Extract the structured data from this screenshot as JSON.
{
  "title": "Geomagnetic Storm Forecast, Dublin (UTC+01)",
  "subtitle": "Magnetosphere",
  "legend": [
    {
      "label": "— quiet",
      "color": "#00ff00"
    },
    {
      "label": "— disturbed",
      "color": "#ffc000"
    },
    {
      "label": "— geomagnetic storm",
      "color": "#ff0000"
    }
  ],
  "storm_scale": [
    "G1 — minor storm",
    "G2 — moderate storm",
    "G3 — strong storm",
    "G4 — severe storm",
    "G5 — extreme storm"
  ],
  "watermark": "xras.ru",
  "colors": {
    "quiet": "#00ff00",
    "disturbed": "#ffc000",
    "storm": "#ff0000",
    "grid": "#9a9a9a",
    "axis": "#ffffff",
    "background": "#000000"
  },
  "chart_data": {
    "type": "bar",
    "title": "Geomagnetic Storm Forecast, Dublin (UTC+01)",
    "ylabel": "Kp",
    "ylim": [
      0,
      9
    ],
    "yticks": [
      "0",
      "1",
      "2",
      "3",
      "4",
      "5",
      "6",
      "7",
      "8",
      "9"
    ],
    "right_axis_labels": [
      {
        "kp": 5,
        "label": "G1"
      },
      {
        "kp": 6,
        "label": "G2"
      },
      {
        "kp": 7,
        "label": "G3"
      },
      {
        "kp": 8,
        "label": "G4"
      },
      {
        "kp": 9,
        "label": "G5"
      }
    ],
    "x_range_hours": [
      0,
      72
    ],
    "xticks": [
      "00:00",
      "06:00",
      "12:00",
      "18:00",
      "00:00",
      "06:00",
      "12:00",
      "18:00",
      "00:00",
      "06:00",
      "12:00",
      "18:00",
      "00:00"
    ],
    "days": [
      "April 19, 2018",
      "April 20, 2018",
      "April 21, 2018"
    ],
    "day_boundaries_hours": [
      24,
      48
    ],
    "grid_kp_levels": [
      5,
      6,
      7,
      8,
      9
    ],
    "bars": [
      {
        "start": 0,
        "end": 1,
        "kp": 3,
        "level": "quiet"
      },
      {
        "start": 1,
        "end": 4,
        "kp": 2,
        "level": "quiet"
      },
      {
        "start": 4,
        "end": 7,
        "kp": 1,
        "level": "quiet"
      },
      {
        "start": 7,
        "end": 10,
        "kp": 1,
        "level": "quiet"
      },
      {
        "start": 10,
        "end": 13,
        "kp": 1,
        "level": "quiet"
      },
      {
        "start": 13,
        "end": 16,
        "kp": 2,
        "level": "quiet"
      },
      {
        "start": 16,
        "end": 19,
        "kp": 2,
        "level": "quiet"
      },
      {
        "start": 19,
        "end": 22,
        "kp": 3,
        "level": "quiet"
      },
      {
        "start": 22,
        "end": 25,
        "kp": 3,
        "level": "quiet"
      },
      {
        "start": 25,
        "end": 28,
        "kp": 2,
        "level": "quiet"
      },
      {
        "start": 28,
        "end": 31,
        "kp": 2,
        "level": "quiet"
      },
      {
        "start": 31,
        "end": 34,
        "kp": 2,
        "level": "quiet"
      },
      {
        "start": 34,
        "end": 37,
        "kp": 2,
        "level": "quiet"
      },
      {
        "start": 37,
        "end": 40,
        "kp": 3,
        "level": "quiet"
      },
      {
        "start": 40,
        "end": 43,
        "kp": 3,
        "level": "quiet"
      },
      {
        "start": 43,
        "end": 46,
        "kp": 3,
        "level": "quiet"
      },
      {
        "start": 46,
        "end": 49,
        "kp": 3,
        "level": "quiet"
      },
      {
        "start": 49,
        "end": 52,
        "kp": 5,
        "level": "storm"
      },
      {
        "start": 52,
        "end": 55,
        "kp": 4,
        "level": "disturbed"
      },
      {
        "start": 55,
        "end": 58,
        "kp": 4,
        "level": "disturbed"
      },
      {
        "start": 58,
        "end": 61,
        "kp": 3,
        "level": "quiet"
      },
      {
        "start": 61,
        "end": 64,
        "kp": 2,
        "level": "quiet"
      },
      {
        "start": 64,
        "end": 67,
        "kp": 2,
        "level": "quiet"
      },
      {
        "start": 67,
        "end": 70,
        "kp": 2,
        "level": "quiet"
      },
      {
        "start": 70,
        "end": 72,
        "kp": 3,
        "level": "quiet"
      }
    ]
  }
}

▬▬▬▬▬▬

**THE EXERCISE**:
Return every line holding the word "disturbed" from the records.

**EXPECTED OUTPUT**:
      "label": "— disturbed",
    "disturbed": "#ffc000",
        "level": "disturbed"
        "level": "disturbed"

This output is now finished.